*YOUR OBJECTIVE*. The exercise asks for every line of the data to be reproduced exactly.

━━━

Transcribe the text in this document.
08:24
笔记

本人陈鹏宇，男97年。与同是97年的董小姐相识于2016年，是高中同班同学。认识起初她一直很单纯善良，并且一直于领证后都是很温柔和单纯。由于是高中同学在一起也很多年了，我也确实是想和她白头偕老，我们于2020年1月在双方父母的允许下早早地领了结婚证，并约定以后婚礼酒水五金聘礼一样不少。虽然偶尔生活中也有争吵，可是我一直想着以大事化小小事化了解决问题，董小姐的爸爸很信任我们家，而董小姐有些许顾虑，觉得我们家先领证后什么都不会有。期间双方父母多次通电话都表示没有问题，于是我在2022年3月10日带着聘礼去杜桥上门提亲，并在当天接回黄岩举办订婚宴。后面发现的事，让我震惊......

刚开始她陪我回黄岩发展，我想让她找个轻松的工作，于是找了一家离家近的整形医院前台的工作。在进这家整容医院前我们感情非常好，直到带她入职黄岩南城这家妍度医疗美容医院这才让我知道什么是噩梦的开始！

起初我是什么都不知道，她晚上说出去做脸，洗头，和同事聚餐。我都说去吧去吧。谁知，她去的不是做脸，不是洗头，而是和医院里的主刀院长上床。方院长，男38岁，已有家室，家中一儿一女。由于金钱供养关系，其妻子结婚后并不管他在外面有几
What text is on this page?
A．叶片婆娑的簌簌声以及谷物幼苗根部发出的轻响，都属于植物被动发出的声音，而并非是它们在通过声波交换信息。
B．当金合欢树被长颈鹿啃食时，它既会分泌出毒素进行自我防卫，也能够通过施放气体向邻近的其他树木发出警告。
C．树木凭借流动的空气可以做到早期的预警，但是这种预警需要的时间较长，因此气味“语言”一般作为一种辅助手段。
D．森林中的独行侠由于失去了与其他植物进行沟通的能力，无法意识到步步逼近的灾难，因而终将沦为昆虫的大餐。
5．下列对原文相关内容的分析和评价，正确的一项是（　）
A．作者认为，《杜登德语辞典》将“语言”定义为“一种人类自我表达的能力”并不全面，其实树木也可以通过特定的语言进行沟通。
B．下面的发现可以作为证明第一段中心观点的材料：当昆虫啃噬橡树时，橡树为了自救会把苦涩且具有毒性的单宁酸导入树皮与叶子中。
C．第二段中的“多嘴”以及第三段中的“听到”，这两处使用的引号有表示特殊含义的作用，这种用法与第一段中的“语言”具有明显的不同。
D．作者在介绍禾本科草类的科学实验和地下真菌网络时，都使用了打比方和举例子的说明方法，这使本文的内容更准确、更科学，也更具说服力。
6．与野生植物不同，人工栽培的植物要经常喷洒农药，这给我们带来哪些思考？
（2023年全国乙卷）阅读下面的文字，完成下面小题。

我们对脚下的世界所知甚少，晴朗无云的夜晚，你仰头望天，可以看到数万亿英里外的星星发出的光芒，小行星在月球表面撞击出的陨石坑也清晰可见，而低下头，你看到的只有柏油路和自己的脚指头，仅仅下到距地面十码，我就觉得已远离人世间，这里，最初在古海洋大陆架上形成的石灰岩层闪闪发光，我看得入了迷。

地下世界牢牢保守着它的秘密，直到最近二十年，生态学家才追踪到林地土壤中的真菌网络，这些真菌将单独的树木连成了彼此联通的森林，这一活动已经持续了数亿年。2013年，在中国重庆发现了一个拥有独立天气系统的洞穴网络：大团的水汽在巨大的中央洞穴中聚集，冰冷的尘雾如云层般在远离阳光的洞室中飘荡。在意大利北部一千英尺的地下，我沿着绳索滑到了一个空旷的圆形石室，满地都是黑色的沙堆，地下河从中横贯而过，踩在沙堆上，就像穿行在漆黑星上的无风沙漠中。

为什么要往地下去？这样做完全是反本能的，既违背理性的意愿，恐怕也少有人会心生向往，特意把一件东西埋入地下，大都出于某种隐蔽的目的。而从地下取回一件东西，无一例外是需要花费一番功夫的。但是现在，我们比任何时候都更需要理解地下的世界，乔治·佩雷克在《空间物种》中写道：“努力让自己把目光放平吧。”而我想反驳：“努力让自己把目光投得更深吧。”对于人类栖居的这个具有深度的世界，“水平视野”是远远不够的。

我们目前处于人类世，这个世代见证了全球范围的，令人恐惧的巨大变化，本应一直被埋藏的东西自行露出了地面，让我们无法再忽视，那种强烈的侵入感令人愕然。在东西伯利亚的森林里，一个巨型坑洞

━━━

*CORRECT ANSWER*.
Transcribe the text in this document.
08:24
笔记

本人陈鹏宇，男97年。与同是97年的董小姐相识于2016年，是高中同班同学。认识起初她一直很单纯善良，并且一直于领证后都是很温柔和单纯。由于是高中同学在一起也很多年了，我也确实是想和她白头偕老，我们于2020年1月在双方父母的允许下早早地领了结婚证，并约定以后婚礼酒水五金聘礼一样不少。虽然偶尔生活中也有争吵，可是我一直想着以大事化小小事化了解决问题，董小姐的爸爸很信任我们家，而董小姐有些许顾虑，觉得我们家先领证后什么都不会有。期间双方父母多次通电话都表示没有问题，于是我在2022年3月10日带着聘礼去杜桥上门提亲，并在当天接回黄岩举办订婚宴。后面发现的事，让我震惊......

刚开始她陪我回黄岩发展，我想让她找个轻松的工作，于是找了一家离家近的整形医院前台的工作。在进这家整容医院前我们感情非常好，直到带她入职黄岩南城这家妍度医疗美容医院这才让我知道什么是噩梦的开始！

起初我是什么都不知道，她晚上说出去做脸，洗头，和同事聚餐。我都说去吧去吧。谁知，她去的不是做脸，不是洗头，而是和医院里的主刀院长上床。方院长，男38岁，已有家室，家中一儿一女。由于金钱供养关系，其妻子结婚后并不管他在外面有几
What text is on this page?
A．叶片婆娑的簌簌声以及谷物幼苗根部发出的轻响，都属于植物被动发出的声音，而并非是它们在通过声波交换信息。
B．当金合欢树被长颈鹿啃食时，它既会分泌出毒素进行自我防卫，也能够通过施放气体向邻近的其他树木发出警告。
C．树木凭借流动的空气可以做到早期的预警，但是这种预警需要的时间较长，因此气味“语言”一般作为一种辅助手段。
D．森林中的独行侠由于失去了与其他植物进行沟通的能力，无法意识到步步逼近的灾难，因而终将沦为昆虫的大餐。
5．下列对原文相关内容的分析和评价，正确的一项是（　）
A．作者认为，《杜登德语辞典》将“语言”定义为“一种人类自我表达的能力”并不全面，其实树木也可以通过特定的语言进行沟通。
B．下面的发现可以作为证明第一段中心观点的材料：当昆虫啃噬橡树时，橡树为了自救会把苦涩且具有毒性的单宁酸导入树皮与叶子中。
C．第二段中的“多嘴”以及第三段中的“听到”，这两处使用的引号有表示特殊含义的作用，这种用法与第一段中的“语言”具有明显的不同。
D．作者在介绍禾本科草类的科学实验和地下真菌网络时，都使用了打比方和举例子的说明方法，这使本文的内容更准确、更科学，也更具说服力。
6．与野生植物不同，人工栽培的植物要经常喷洒农药，这给我们带来哪些思考？
（2023年全国乙卷）阅读下面的文字，完成下面小题。

我们对脚下的世界所知甚少，晴朗无云的夜晚，你仰头望天，可以看到数万亿英里外的星星发出的光芒，小行星在月球表面撞击出的陨石坑也清晰可见，而低下头，你看到的只有柏油路和自己的脚指头，仅仅下到距地面十码，我就觉得已远离人世间，这里，最初在古海洋大陆架上形成的石灰岩层闪闪发光，我看得入了迷。

地下世界牢牢保守着它的秘密，直到最近二十年，生态学家才追踪到林地土壤中的真菌网络，这些真菌将单独的树木连成了彼此联通的森林，这一活动已经持续了数亿年。2013年，在中国重庆发现了一个拥有独立天气系统的洞穴网络：大团的水汽在巨大的中央洞穴中聚集，冰冷的尘雾如云层般在远离阳光的洞室中飘荡。在意大利北部一千英尺的地下，我沿着绳索滑到了一个空旷的圆形石室，满地都是黑色的沙堆，地下河从中横贯而过，踩在沙堆上，就像穿行在漆黑星上的无风沙漠中。

为什么要往地下去？这样做完全是反本能的，既违背理性的意愿，恐怕也少有人会心生向往，特意把一件东西埋入地下，大都出于某种隐蔽的目的。而从地下取回一件东西，无一例外是需要花费一番功夫的。但是现在，我们比任何时候都更需要理解地下的世界，乔治·佩雷克在《空间物种》中写道：“努力让自己把目光放平吧。”而我想反驳：“努力让自己把目光投得更深吧。”对于人类栖居的这个具有深度的世界，“水平视野”是远远不够的。

我们目前处于人类世，这个世代见证了全球范围的，令人恐惧的巨大变化，本应一直被埋藏的东西自行露出了地面，让我们无法再忽视，那种强烈的侵入感令人愕然。在东西伯利亚的森林里，一个巨型坑洞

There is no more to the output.